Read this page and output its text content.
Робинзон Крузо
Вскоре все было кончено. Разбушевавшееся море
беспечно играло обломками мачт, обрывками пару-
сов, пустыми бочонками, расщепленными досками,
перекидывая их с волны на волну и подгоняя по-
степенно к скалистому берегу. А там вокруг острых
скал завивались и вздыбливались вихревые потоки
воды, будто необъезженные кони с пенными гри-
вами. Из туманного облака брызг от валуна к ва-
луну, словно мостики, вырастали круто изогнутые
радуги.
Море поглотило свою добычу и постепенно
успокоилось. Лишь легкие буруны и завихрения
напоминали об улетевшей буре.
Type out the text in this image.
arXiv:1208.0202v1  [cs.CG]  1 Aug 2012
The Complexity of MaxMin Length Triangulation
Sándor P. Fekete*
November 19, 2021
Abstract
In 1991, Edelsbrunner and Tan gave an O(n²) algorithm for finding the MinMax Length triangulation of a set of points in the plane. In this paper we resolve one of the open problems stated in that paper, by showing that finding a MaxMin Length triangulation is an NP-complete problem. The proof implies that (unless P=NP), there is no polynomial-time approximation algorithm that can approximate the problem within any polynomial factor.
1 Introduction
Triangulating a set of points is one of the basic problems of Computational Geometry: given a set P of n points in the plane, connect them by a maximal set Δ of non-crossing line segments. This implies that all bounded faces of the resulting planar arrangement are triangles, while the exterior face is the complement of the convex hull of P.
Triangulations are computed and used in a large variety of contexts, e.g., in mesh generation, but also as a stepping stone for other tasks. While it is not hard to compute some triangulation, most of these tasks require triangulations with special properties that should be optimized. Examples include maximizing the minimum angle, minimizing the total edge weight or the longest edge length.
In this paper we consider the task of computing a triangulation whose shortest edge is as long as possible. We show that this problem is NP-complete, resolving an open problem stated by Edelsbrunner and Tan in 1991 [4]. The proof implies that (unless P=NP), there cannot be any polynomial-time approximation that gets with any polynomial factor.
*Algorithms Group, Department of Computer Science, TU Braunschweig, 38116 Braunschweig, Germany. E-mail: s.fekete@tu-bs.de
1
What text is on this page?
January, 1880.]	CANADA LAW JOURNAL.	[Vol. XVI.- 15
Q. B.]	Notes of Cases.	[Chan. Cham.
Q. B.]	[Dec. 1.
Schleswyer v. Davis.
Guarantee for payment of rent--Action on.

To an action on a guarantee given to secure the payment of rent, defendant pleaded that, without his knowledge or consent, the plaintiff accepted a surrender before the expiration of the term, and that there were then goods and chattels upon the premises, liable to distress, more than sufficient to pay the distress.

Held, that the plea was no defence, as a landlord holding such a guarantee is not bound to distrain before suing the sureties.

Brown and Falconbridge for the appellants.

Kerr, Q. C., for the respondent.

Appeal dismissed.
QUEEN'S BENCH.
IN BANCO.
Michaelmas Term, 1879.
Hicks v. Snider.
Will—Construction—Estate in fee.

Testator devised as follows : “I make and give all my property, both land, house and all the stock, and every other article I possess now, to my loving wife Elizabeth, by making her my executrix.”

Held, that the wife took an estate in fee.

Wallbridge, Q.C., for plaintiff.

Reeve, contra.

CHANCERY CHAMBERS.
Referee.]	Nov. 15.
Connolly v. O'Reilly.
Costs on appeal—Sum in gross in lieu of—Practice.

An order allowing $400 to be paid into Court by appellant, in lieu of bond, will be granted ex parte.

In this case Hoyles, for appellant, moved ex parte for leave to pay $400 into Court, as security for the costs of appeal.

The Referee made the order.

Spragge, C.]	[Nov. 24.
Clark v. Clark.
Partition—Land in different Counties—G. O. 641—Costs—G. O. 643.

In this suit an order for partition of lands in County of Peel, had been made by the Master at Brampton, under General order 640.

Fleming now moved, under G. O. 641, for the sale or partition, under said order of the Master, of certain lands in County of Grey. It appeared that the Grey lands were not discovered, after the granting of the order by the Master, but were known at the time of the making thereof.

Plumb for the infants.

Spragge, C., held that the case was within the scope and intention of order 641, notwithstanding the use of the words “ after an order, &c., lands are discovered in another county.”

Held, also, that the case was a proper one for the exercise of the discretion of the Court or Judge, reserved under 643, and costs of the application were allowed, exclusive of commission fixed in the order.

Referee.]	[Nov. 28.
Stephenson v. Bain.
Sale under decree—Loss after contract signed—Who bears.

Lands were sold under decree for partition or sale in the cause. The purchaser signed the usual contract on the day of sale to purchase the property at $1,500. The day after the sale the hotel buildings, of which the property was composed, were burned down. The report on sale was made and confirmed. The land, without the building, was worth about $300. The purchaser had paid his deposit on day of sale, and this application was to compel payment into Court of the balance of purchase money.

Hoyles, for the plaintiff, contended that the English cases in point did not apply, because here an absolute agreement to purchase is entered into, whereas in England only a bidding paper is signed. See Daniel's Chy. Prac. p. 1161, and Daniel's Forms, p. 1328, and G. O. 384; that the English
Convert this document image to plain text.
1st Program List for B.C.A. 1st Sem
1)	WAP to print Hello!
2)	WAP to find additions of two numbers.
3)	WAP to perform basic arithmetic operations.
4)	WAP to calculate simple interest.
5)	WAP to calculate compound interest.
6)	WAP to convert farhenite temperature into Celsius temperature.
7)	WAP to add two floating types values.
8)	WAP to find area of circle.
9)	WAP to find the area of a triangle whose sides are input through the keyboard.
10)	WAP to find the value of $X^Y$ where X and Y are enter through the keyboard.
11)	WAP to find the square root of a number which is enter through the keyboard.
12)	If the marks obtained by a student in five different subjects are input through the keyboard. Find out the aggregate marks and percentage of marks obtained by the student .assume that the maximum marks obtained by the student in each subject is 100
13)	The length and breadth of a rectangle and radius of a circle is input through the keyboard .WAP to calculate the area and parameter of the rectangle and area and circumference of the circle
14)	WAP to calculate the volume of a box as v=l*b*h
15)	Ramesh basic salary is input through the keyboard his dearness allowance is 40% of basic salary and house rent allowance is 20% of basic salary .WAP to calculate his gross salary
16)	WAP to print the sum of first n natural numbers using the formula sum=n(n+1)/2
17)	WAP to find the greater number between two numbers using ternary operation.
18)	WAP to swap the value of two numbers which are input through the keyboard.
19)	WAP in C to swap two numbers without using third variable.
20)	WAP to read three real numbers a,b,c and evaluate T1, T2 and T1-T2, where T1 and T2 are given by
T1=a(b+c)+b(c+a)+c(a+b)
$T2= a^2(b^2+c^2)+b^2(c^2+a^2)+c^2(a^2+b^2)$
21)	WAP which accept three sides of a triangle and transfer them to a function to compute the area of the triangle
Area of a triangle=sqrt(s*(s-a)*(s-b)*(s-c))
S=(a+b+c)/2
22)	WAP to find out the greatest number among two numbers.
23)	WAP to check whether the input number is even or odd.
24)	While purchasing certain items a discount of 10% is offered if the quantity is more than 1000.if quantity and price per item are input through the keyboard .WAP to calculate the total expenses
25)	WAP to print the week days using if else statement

_ _ _ _ _ _ _

• Description of the task: Set all of the entries down again, exactly as they were given.

• Final result:
Read this page and output its text content.
Робинзон Крузо
Вскоре все было кончено. Разбушевавшееся море
беспечно играло обломками мачт, обрывками пару-
сов, пустыми бочонками, расщепленными досками,
перекидывая их с волны на волну и подгоняя по-
степенно к скалистому берегу. А там вокруг острых
скал завивались и вздыбливались вихревые потоки
воды, будто необъезженные кони с пенными гри-
вами. Из туманного облака брызг от валуна к ва-
луну, словно мостики, вырастали круто изогнутые
радуги.
Море поглотило свою добычу и постепенно
успокоилось. Лишь легкие буруны и завихрения
напоминали об улетевшей буре.
Type out the text in this image.
arXiv:1208.0202v1  [cs.CG]  1 Aug 2012
The Complexity of MaxMin Length Triangulation
Sándor P. Fekete*
November 19, 2021
Abstract
In 1991, Edelsbrunner and Tan gave an O(n²) algorithm for finding the MinMax Length triangulation of a set of points in the plane. In this paper we resolve one of the open problems stated in that paper, by showing that finding a MaxMin Length triangulation is an NP-complete problem. The proof implies that (unless P=NP), there is no polynomial-time approximation algorithm that can approximate the problem within any polynomial factor.
1 Introduction
Triangulating a set of points is one of the basic problems of Computational Geometry: given a set P of n points in the plane, connect them by a maximal set Δ of non-crossing line segments. This implies that all bounded faces of the resulting planar arrangement are triangles, while the exterior face is the complement of the convex hull of P.
Triangulations are computed and used in a large variety of contexts, e.g., in mesh generation, but also as a stepping stone for other tasks. While it is not hard to compute some triangulation, most of these tasks require triangulations with special properties that should be optimized. Examples include maximizing the minimum angle, minimizing the total edge weight or the longest edge length.
In this paper we consider the task of computing a triangulation whose shortest edge is as long as possible. We show that this problem is NP-complete, resolving an open problem stated by Edelsbrunner and Tan in 1991 [4]. The proof implies that (unless P=NP), there cannot be any polynomial-time approximation that gets with any polynomial factor.
*Algorithms Group, Department of Computer Science, TU Braunschweig, 38116 Braunschweig, Germany. E-mail: s.fekete@tu-bs.de
1
What text is on this page?
January, 1880.]	CANADA LAW JOURNAL.	[Vol. XVI.- 15
Q. B.]	Notes of Cases.	[Chan. Cham.
Q. B.]	[Dec. 1.
Schleswyer v. Davis.
Guarantee for payment of rent--Action on.

To an action on a guarantee given to secure the payment of rent, defendant pleaded that, without his knowledge or consent, the plaintiff accepted a surrender before the expiration of the term, and that there were then goods and chattels upon the premises, liable to distress, more than sufficient to pay the distress.

Held, that the plea was no defence, as a landlord holding such a guarantee is not bound to distrain before suing the sureties.

Brown and Falconbridge for the appellants.

Kerr, Q. C., for the respondent.

Appeal dismissed.
QUEEN'S BENCH.
IN BANCO.
Michaelmas Term, 1879.
Hicks v. Snider.
Will—Construction—Estate in fee.

Testator devised as follows : “I make and give all my property, both land, house and all the stock, and every other article I possess now, to my loving wife Elizabeth, by making her my executrix.”

Held, that the wife took an estate in fee.

Wallbridge, Q.C., for plaintiff.

Reeve, contra.

CHANCERY CHAMBERS.
Referee.]	Nov. 15.
Connolly v. O'Reilly.
Costs on appeal—Sum in gross in lieu of—Practice.

An order allowing $400 to be paid into Court by appellant, in lieu of bond, will be granted ex parte.

In this case Hoyles, for appellant, moved ex parte for leave to pay $400 into Court, as security for the costs of appeal.

The Referee made the order.

Spragge, C.]	[Nov. 24.
Clark v. Clark.
Partition—Land in different Counties—G. O. 641—Costs—G. O. 643.

In this suit an order for partition of lands in County of Peel, had been made by the Master at Brampton, under General order 640.

Fleming now moved, under G. O. 641, for the sale or partition, under said order of the Master, of certain lands in County of Grey. It appeared that the Grey lands were not discovered, after the granting of the order by the Master, but were known at the time of the making thereof.

Plumb for the infants.

Spragge, C., held that the case was within the scope and intention of order 641, notwithstanding the use of the words “ after an order, &c., lands are discovered in another county.”

Held, also, that the case was a proper one for the exercise of the discretion of the Court or Judge, reserved under 643, and costs of the application were allowed, exclusive of commission fixed in the order.

Referee.]	[Nov. 28.
Stephenson v. Bain.
Sale under decree—Loss after contract signed—Who bears.

Lands were sold under decree for partition or sale in the cause. The purchaser signed the usual contract on the day of sale to purchase the property at $1,500. The day after the sale the hotel buildings, of which the property was composed, were burned down. The report on sale was made and confirmed. The land, without the building, was worth about $300. The purchaser had paid his deposit on day of sale, and this application was to compel payment into Court of the balance of purchase money.

Hoyles, for the plaintiff, contended that the English cases in point did not apply, because here an absolute agreement to purchase is entered into, whereas in England only a bidding paper is signed. See Daniel's Chy. Prac. p. 1161, and Daniel's Forms, p. 1328, and G. O. 384; that the English
Convert this document image to plain text.
1st Program List for B.C.A. 1st Sem
1)	WAP to print Hello!
2)	WAP to find additions of two numbers.
3)	WAP to perform basic arithmetic operations.
4)	WAP to calculate simple interest.
5)	WAP to calculate compound interest.
6)	WAP to convert farhenite temperature into Celsius temperature.
7)	WAP to add two floating types values.
8)	WAP to find area of circle.
9)	WAP to find the area of a triangle whose sides are input through the keyboard.
10)	WAP to find the value of $X^Y$ where X and Y are enter through the keyboard.
11)	WAP to find the square root of a number which is enter through the keyboard.
12)	If the marks obtained by a student in five different subjects are input through the keyboard. Find out the aggregate marks and percentage of marks obtained by the student .assume that the maximum marks obtained by the student in each subject is 100
13)	The length and breadth of a rectangle and radius of a circle is input through the keyboard .WAP to calculate the area and parameter of the rectangle and area and circumference of the circle
14)	WAP to calculate the volume of a box as v=l*b*h
15)	Ramesh basic salary is input through the keyboard his dearness allowance is 40% of basic salary and house rent allowance is 20% of basic salary .WAP to calculate his gross salary
16)	WAP to print the sum of first n natural numbers using the formula sum=n(n+1)/2
17)	WAP to find the greater number between two numbers using ternary operation.
18)	WAP to swap the value of two numbers which are input through the keyboard.
19)	WAP in C to swap two numbers without using third variable.
20)	WAP to read three real numbers a,b,c and evaluate T1, T2 and T1-T2, where T1 and T2 are given by
T1=a(b+c)+b(c+a)+c(a+b)
$T2= a^2(b^2+c^2)+b^2(c^2+a^2)+c^2(a^2+b^2)$
21)	WAP which accept three sides of a triangle and transfer them to a function to compute the area of the triangle
Area of a triangle=sqrt(s*(s-a)*(s-b)*(s-c))
S=(a+b+c)/2
22)	WAP to find out the greatest number among two numbers.
23)	WAP to check whether the input number is even or odd.
24)	While purchasing certain items a discount of 10% is offered if the quantity is more than 1000.if quantity and price per item are input through the keyboard .WAP to calculate the total expenses
25)	WAP to print the week days using if else statement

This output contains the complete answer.